* _What this task involves_: Rewrite these lines with every "manuscript-line" replaced by "handwritten-line", leaving everything else unchanged.

* _Supplied records_:
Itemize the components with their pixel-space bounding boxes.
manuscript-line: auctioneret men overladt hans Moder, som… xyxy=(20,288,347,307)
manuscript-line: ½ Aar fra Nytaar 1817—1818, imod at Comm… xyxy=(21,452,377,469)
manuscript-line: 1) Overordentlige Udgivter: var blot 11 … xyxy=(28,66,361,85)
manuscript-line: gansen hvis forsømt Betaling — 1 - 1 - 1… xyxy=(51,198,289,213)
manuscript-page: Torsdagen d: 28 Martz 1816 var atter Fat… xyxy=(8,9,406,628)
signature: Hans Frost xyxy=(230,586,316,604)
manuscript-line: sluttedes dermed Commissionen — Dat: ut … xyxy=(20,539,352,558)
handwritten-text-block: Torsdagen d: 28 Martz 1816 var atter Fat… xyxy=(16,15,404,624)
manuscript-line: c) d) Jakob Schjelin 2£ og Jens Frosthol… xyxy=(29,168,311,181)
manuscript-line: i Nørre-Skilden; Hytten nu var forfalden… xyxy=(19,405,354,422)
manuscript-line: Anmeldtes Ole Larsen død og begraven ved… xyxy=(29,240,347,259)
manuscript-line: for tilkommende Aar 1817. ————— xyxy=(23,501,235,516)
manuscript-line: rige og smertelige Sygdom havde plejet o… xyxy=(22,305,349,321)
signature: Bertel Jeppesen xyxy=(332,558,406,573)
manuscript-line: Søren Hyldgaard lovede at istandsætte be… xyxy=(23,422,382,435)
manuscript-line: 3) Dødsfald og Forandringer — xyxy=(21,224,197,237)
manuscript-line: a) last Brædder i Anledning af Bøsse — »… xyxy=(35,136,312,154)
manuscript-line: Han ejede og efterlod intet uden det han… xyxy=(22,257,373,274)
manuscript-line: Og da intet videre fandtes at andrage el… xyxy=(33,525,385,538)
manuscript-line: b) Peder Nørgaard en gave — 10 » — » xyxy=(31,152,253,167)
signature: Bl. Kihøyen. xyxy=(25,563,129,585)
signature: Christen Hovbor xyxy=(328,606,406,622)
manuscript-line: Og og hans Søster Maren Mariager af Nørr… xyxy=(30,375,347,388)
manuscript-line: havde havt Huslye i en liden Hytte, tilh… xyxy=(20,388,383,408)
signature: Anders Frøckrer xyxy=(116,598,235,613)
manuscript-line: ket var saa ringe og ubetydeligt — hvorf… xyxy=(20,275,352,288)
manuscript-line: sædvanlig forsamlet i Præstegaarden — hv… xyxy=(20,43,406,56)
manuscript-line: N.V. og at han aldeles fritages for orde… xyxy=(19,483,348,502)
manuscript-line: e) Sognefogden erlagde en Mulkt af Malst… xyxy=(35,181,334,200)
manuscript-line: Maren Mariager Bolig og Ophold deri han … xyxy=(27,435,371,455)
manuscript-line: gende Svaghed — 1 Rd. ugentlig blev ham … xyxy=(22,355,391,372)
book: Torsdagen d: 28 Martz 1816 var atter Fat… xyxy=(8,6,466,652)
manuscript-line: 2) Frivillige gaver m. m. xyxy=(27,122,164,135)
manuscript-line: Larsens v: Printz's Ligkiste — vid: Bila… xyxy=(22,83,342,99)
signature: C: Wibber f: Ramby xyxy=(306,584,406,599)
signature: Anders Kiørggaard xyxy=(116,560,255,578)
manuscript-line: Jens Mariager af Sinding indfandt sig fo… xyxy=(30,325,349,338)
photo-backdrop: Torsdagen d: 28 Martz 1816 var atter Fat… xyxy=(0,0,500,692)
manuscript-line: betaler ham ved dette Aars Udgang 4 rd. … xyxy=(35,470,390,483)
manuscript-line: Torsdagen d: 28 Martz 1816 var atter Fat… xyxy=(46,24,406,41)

* _Solution for this problem_:
Itemize the components with their pixel-space bounding boxes.
handwritten-line: auctioneret men overladt hans Moder, som… xyxy=(20,288,347,307)
handwritten-line: ½ Aar fra Nytaar 1817—1818, imod at Comm… xyxy=(21,452,377,469)
handwritten-line: 1) Overordentlige Udgivter: var blot 11 … xyxy=(28,66,361,85)
handwritten-line: gansen hvis forsømt Betaling — 1 - 1 - 1… xyxy=(51,198,289,213)
manuscript-page: Torsdagen d: 28 Martz 1816 var atter Fat… xyxy=(8,9,406,628)
signature: Hans Frost xyxy=(230,586,316,604)
handwritten-line: sluttedes dermed Commissionen — Dat: ut … xyxy=(20,539,352,558)
handwritten-text-block: Torsdagen d: 28 Martz 1816 var atter Fat… xyxy=(16,15,404,624)
handwritten-line: c) d) Jakob Schjelin 2£ og Jens Frosthol… xyxy=(29,168,311,181)
handwritten-line: i Nørre-Skilden; Hytten nu var forfalden… xyxy=(19,405,354,422)
handwritten-line: Anmeldtes Ole Larsen død og begraven ved… xyxy=(29,240,347,259)
handwritten-line: for tilkommende Aar 1817. ————— xyxy=(23,501,235,516)
handwritten-line: rige og smertelige Sygdom havde plejet o… xyxy=(22,305,349,321)
signature: Bertel Jeppesen xyxy=(332,558,406,573)
handwritten-line: Søren Hyldgaard lovede at istandsætte be… xyxy=(23,422,382,435)
handwritten-line: 3) Dødsfald og Forandringer — xyxy=(21,224,197,237)
handwritten-line: a) last Brædder i Anledning af Bøsse — »… xyxy=(35,136,312,154)
handwritten-line: Han ejede og efterlod intet uden det han… xyxy=(22,257,373,274)
handwritten-line: Og da intet videre fandtes at andrage el… xyxy=(33,525,385,538)
handwritten-line: b) Peder Nørgaard en gave — 10 » — » xyxy=(31,152,253,167)
signature: Bl. Kihøyen. xyxy=(25,563,129,585)
signature: Christen Hovbor xyxy=(328,606,406,622)
handwritten-line: Og og hans Søster Maren Mariager af Nørr… xyxy=(30,375,347,388)
handwritten-line: havde havt Huslye i en liden Hytte, tilh… xyxy=(20,388,383,408)
signature: Anders Frøckrer xyxy=(116,598,235,613)
handwritten-line: ket var saa ringe og ubetydeligt — hvorf… xyxy=(20,275,352,288)
handwritten-line: sædvanlig forsamlet i Præstegaarden — hv… xyxy=(20,43,406,56)
handwritten-line: N.V. og at han aldeles fritages for orde… xyxy=(19,483,348,502)
handwritten-line: e) Sognefogden erlagde en Mulkt af Malst… xyxy=(35,181,334,200)
handwritten-line: Maren Mariager Bolig og Ophold deri han … xyxy=(27,435,371,455)
handwritten-line: gende Svaghed — 1 Rd. ugentlig blev ham … xyxy=(22,355,391,372)
book: Torsdagen d: 28 Martz 1816 var atter Fat… xyxy=(8,6,466,652)
handwritten-line: 2) Frivillige gaver m. m. xyxy=(27,122,164,135)
handwritten-line: Larsens v: Printz's Ligkiste — vid: Bila… xyxy=(22,83,342,99)
signature: C: Wibber f: Ramby xyxy=(306,584,406,599)
signature: Anders Kiørggaard xyxy=(116,560,255,578)
handwritten-line: Jens Mariager af Sinding indfandt sig fo… xyxy=(30,325,349,338)
photo-backdrop: Torsdagen d: 28 Martz 1816 var atter Fat… xyxy=(0,0,500,692)
handwritten-line: betaler ham ved dette Aars Udgang 4 rd. … xyxy=(35,470,390,483)
handwritten-line: Torsdagen d: 28 Martz 1816 var atter Fat… xyxy=(46,24,406,41)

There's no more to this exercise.